## Recorded information

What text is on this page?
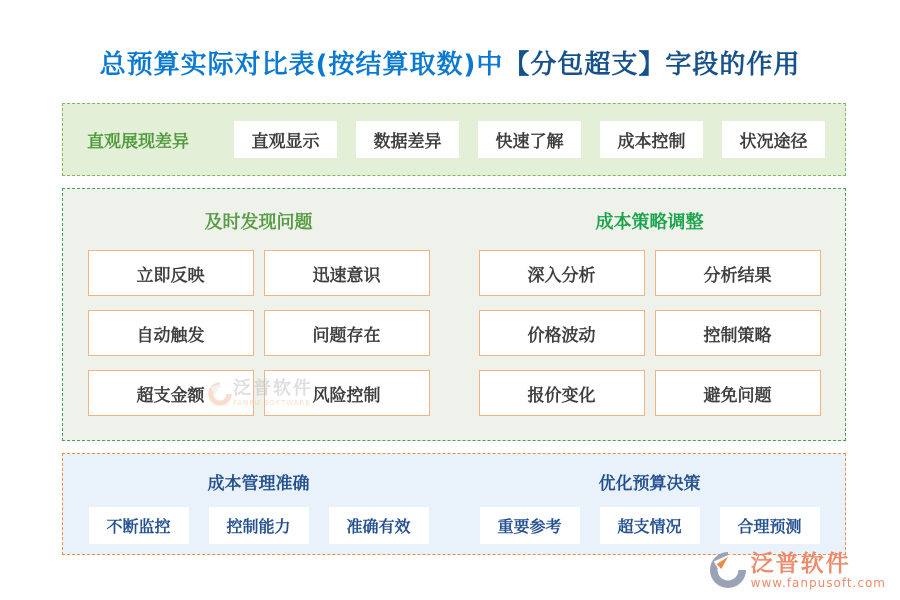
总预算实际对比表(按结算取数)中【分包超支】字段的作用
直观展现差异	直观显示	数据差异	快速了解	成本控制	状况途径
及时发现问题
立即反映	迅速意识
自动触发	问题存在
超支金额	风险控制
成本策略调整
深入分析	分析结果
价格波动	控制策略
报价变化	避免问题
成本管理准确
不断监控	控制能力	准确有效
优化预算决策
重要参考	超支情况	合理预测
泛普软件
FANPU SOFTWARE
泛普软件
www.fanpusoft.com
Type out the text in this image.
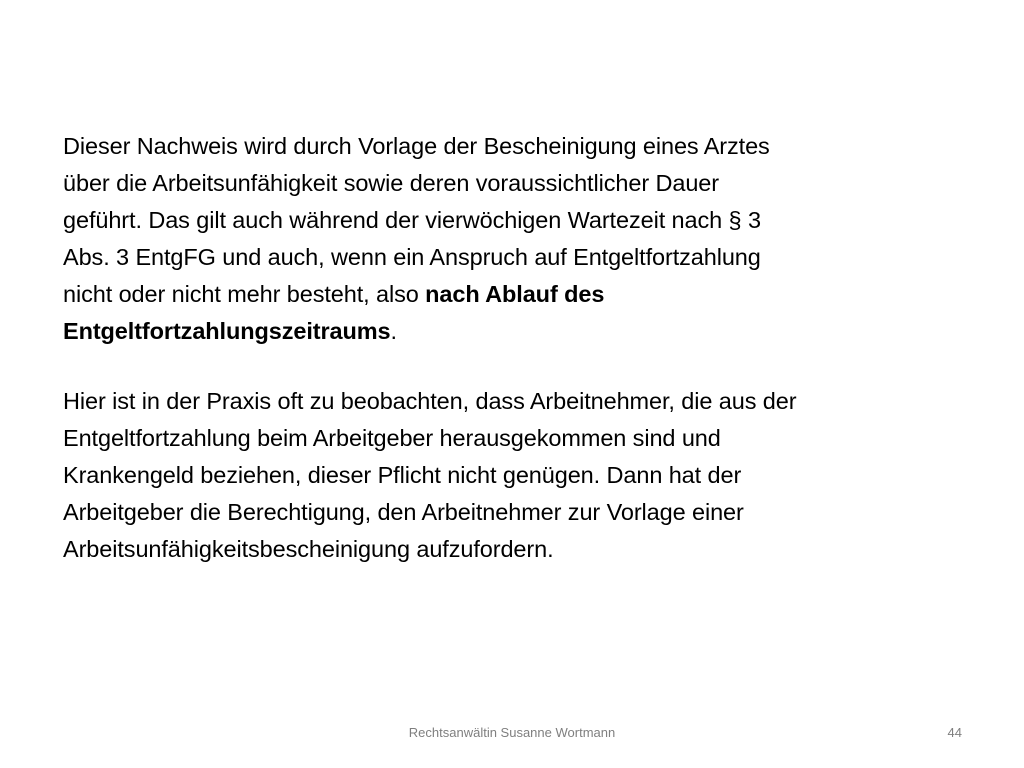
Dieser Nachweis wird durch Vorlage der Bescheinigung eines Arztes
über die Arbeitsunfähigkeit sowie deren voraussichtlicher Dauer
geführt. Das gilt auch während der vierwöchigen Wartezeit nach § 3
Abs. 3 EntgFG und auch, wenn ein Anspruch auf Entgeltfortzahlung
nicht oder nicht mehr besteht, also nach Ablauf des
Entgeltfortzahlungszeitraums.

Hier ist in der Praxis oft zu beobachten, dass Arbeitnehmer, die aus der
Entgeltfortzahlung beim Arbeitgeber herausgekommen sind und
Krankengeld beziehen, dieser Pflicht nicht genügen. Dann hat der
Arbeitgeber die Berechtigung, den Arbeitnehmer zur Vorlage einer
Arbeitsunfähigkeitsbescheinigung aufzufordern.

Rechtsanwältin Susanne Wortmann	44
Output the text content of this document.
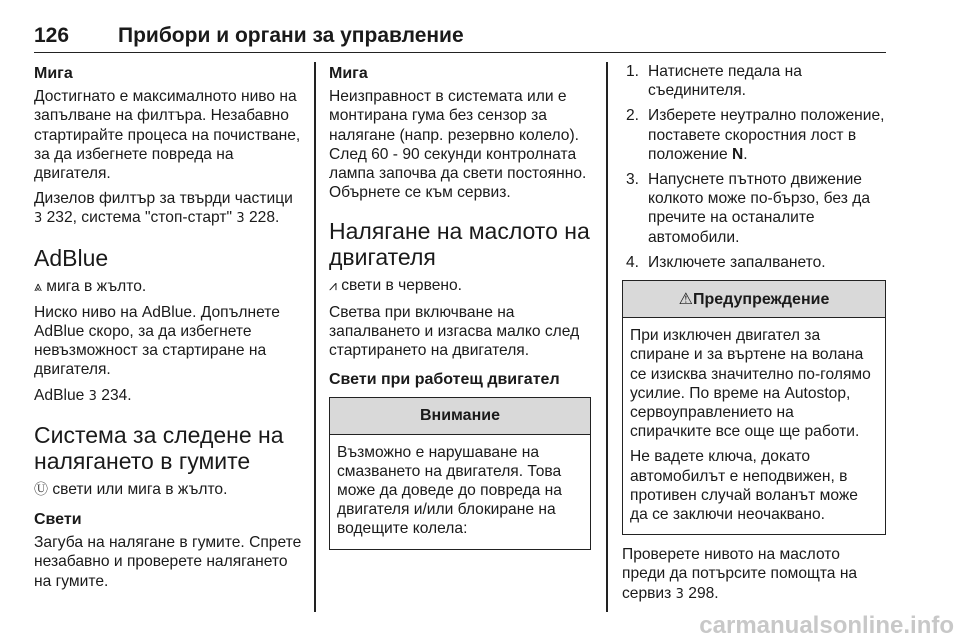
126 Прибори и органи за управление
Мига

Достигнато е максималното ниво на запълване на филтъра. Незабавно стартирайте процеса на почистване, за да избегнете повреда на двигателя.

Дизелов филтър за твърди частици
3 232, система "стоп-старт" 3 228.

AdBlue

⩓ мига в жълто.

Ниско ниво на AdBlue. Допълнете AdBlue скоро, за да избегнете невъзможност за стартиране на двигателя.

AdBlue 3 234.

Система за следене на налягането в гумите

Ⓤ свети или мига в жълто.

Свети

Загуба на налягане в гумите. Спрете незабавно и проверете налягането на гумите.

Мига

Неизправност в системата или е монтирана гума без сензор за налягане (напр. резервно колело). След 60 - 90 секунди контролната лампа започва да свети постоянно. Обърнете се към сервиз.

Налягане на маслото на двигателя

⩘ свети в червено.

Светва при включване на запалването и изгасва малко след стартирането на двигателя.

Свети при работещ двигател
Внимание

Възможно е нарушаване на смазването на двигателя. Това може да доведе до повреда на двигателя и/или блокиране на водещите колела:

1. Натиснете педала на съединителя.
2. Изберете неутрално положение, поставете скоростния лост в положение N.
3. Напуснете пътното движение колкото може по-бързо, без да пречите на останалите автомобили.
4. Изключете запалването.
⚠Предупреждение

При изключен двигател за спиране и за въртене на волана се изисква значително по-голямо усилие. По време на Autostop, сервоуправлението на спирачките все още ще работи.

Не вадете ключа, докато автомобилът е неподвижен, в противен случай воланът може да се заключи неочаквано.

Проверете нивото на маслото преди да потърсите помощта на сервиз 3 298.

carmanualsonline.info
...
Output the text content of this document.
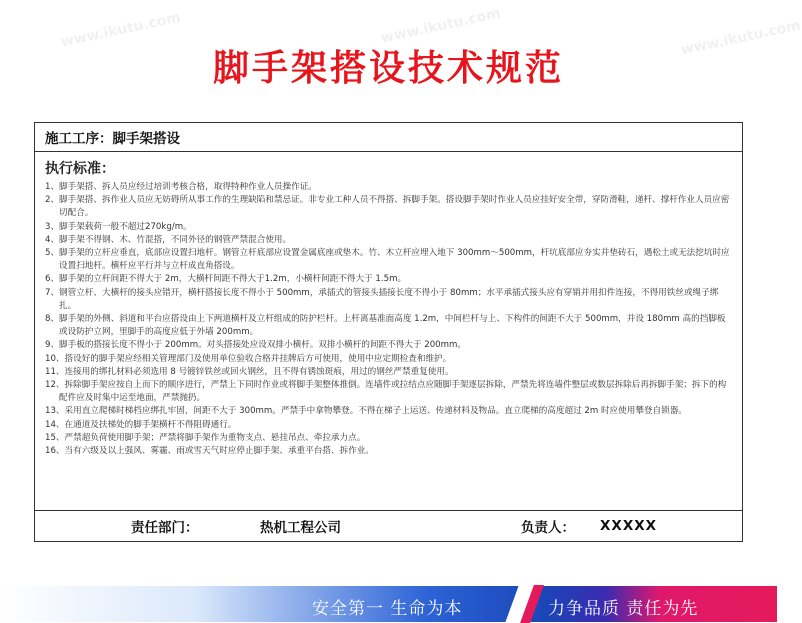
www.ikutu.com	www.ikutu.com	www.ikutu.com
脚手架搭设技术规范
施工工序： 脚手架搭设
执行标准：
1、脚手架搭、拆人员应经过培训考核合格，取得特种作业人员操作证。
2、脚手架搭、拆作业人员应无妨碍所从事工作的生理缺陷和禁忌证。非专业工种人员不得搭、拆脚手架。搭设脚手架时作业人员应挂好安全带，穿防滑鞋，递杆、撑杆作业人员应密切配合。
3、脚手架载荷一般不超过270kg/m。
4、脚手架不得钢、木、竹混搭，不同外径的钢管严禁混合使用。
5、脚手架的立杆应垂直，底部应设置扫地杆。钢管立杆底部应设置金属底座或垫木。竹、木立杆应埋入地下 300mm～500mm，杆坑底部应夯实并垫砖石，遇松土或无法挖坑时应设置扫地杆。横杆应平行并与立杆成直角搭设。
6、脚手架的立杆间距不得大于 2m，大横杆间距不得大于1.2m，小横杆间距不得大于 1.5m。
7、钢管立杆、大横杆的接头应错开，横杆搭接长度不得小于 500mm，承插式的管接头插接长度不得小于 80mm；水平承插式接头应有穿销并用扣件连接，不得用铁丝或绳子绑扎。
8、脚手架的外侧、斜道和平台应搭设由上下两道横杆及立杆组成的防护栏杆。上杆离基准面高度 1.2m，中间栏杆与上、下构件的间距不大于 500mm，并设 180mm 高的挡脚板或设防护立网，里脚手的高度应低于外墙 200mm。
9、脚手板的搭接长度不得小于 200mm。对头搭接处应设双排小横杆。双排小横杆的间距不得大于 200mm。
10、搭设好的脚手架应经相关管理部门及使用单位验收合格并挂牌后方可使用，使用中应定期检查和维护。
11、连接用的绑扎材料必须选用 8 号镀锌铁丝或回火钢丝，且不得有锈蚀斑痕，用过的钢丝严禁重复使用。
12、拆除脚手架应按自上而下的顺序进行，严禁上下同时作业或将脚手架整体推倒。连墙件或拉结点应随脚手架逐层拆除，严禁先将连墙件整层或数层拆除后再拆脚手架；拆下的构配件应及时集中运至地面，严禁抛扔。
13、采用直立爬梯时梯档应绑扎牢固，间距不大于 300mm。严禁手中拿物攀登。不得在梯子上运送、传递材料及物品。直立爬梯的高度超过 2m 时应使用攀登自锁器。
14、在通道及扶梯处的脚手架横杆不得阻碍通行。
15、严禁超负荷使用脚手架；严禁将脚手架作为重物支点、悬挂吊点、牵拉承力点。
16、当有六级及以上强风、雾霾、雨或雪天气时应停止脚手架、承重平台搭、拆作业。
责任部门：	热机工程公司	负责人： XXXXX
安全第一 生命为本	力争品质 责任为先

## Direction
State only how many lines in the material include "сервиз".

## Response below
2